*GOAL OF THE EXERCISE*.
Restate the data word for word and leave the images out.

*EXTRACTED INFORMATION*.
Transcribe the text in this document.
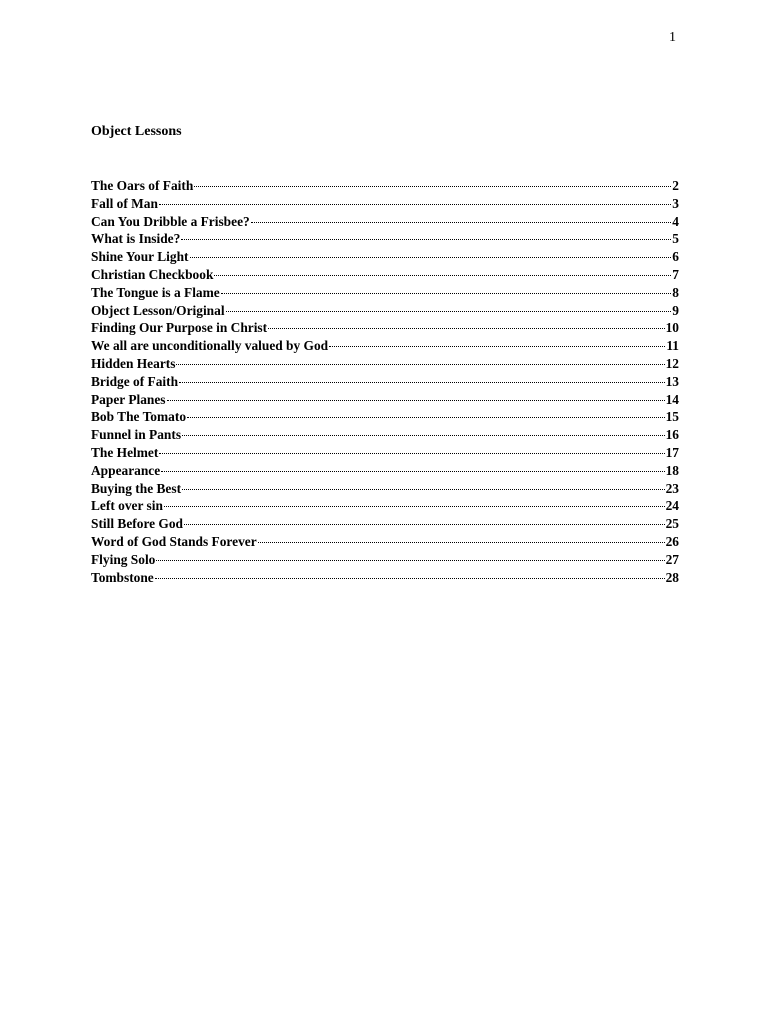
1
Object Lessons
The Oars of Faith	2
Fall of Man	3
Can You Dribble a Frisbee?	4
What is Inside?	5
Shine Your Light	6
Christian Checkbook	7
The Tongue is a Flame	8
Object Lesson/Original	9
Finding Our Purpose in Christ	10
We all are unconditionally valued by God	11
Hidden Hearts	12
Bridge of Faith	13
Paper Planes	14
Bob The Tomato	15
Funnel in Pants	16
The Helmet	17
Appearance	18
Buying the Best	23
Left over sin	24
Still Before God	25
Word of God Stands Forever	26
Flying Solo	27
Tombstone	28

*EXERCISE OUTPUT*.
Transcribe the text in this document.
1
Object Lessons
The Oars of Faith	2
Fall of Man	3
Can You Dribble a Frisbee?	4
What is Inside?	5
Shine Your Light	6
Christian Checkbook	7
The Tongue is a Flame	8
Object Lesson/Original	9
Finding Our Purpose in Christ	10
We all are unconditionally valued by God	11
Hidden Hearts	12
Bridge of Faith	13
Paper Planes	14
Bob The Tomato	15
Funnel in Pants	16
The Helmet	17
Appearance	18
Buying the Best	23
Left over sin	24
Still Before God	25
Word of God Stands Forever	26
Flying Solo	27
Tombstone	28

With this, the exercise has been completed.